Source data
□ □ □ □ □
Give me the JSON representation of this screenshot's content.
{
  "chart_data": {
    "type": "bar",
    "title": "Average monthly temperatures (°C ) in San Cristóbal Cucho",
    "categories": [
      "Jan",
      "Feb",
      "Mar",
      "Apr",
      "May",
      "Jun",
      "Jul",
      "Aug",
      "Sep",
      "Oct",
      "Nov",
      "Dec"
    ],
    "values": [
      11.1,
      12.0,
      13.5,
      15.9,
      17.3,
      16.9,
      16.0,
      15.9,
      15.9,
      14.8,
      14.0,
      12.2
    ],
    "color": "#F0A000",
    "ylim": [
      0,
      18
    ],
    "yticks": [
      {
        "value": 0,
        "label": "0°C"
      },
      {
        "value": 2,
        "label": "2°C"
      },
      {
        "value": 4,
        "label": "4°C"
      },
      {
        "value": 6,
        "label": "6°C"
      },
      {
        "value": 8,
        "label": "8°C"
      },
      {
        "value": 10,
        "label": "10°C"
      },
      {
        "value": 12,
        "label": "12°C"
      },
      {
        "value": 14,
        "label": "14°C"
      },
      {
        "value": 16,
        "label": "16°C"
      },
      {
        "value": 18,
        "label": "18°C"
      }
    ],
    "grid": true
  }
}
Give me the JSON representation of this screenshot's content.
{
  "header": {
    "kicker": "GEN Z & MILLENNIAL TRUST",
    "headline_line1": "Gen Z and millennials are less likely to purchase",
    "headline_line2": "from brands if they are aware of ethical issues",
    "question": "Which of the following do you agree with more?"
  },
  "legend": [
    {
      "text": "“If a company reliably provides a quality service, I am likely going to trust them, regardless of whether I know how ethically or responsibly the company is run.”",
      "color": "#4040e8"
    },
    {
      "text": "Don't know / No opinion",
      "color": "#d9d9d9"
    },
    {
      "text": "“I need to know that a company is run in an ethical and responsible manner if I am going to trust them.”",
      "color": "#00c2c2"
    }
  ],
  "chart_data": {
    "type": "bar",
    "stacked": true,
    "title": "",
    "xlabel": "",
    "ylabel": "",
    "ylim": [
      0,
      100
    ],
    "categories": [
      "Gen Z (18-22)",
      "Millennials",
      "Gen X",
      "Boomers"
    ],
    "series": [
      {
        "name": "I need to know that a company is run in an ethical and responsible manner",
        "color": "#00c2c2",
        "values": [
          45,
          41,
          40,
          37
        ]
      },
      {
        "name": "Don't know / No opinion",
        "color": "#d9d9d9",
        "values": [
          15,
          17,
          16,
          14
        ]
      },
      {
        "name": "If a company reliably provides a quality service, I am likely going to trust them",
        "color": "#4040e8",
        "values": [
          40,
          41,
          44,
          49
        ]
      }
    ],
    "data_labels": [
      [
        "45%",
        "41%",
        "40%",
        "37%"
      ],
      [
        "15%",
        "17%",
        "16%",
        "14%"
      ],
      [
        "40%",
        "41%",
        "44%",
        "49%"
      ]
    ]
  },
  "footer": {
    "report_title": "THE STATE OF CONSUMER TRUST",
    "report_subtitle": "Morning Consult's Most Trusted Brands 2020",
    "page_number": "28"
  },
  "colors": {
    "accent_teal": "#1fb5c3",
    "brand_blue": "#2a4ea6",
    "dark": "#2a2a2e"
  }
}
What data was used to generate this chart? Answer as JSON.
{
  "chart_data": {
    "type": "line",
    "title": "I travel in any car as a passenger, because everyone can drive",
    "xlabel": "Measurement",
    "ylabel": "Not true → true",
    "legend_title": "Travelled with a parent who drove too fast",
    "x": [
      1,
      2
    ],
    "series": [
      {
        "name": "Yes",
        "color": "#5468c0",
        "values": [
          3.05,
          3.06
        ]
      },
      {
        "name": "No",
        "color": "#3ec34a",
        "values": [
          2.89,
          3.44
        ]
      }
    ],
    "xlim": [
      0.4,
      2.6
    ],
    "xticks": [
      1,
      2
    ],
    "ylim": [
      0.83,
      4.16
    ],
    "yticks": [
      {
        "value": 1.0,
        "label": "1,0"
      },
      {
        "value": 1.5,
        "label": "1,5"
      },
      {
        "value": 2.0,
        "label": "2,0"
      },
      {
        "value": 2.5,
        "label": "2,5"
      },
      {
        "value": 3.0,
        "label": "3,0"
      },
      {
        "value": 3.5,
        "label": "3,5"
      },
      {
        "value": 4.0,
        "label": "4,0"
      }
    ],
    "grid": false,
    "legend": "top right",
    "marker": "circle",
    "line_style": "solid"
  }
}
□ □ □ □ □
→ Problem requirements
Each entry above is to be quoted exactly.

→ Response to this exercise
Give me the JSON representation of this screenshot's content.
{
  "chart_data": {
    "type": "bar",
    "title": "Average monthly temperatures (°C ) in San Cristóbal Cucho",
    "categories": [
      "Jan",
      "Feb",
      "Mar",
      "Apr",
      "May",
      "Jun",
      "Jul",
      "Aug",
      "Sep",
      "Oct",
      "Nov",
      "Dec"
    ],
    "values": [
      11.1,
      12.0,
      13.5,
      15.9,
      17.3,
      16.9,
      16.0,
      15.9,
      15.9,
      14.8,
      14.0,
      12.2
    ],
    "color": "#F0A000",
    "ylim": [
      0,
      18
    ],
    "yticks": [
      {
        "value": 0,
        "label": "0°C"
      },
      {
        "value": 2,
        "label": "2°C"
      },
      {
        "value": 4,
        "label": "4°C"
      },
      {
        "value": 6,
        "label": "6°C"
      },
      {
        "value": 8,
        "label": "8°C"
      },
      {
        "value": 10,
        "label": "10°C"
      },
      {
        "value": 12,
        "label": "12°C"
      },
      {
        "value": 14,
        "label": "14°C"
      },
      {
        "value": 16,
        "label": "16°C"
      },
      {
        "value": 18,
        "label": "18°C"
      }
    ],
    "grid": true
  }
}
Give me the JSON representation of this screenshot's content.
{
  "header": {
    "kicker": "GEN Z & MILLENNIAL TRUST",
    "headline_line1": "Gen Z and millennials are less likely to purchase",
    "headline_line2": "from brands if they are aware of ethical issues",
    "question": "Which of the following do you agree with more?"
  },
  "legend": [
    {
      "text": "“If a company reliably provides a quality service, I am likely going to trust them, regardless of whether I know how ethically or responsibly the company is run.”",
      "color": "#4040e8"
    },
    {
      "text": "Don't know / No opinion",
      "color": "#d9d9d9"
    },
    {
      "text": "“I need to know that a company is run in an ethical and responsible manner if I am going to trust them.”",
      "color": "#00c2c2"
    }
  ],
  "chart_data": {
    "type": "bar",
    "stacked": true,
    "title": "",
    "xlabel": "",
    "ylabel": "",
    "ylim": [
      0,
      100
    ],
    "categories": [
      "Gen Z (18-22)",
      "Millennials",
      "Gen X",
      "Boomers"
    ],
    "series": [
      {
        "name": "I need to know that a company is run in an ethical and responsible manner",
        "color": "#00c2c2",
        "values": [
          45,
          41,
          40,
          37
        ]
      },
      {
        "name": "Don't know / No opinion",
        "color": "#d9d9d9",
        "values": [
          15,
          17,
          16,
          14
        ]
      },
      {
        "name": "If a company reliably provides a quality service, I am likely going to trust them",
        "color": "#4040e8",
        "values": [
          40,
          41,
          44,
          49
        ]
      }
    ],
    "data_labels": [
      [
        "45%",
        "41%",
        "40%",
        "37%"
      ],
      [
        "15%",
        "17%",
        "16%",
        "14%"
      ],
      [
        "40%",
        "41%",
        "44%",
        "49%"
      ]
    ]
  },
  "footer": {
    "report_title": "THE STATE OF CONSUMER TRUST",
    "report_subtitle": "Morning Consult's Most Trusted Brands 2020",
    "page_number": "28"
  },
  "colors": {
    "accent_teal": "#1fb5c3",
    "brand_blue": "#2a4ea6",
    "dark": "#2a2a2e"
  }
}
What data was used to generate this chart? Answer as JSON.
{
  "chart_data": {
    "type": "line",
    "title": "I travel in any car as a passenger, because everyone can drive",
    "xlabel": "Measurement",
    "ylabel": "Not true → true",
    "legend_title": "Travelled with a parent who drove too fast",
    "x": [
      1,
      2
    ],
    "series": [
      {
        "name": "Yes",
        "color": "#5468c0",
        "values": [
          3.05,
          3.06
        ]
      },
      {
        "name": "No",
        "color": "#3ec34a",
        "values": [
          2.89,
          3.44
        ]
      }
    ],
    "xlim": [
      0.4,
      2.6
    ],
    "xticks": [
      1,
      2
    ],
    "ylim": [
      0.83,
      4.16
    ],
    "yticks": [
      {
        "value": 1.0,
        "label": "1,0"
      },
      {
        "value": 1.5,
        "label": "1,5"
      },
      {
        "value": 2.0,
        "label": "2,0"
      },
      {
        "value": 2.5,
        "label": "2,5"
      },
      {
        "value": 3.0,
        "label": "3,0"
      },
      {
        "value": 3.5,
        "label": "3,5"
      },
      {
        "value": 4.0,
        "label": "4,0"
      }
    ],
    "grid": false,
    "legend": "top right",
    "marker": "circle",
    "line_style": "solid"
  }
}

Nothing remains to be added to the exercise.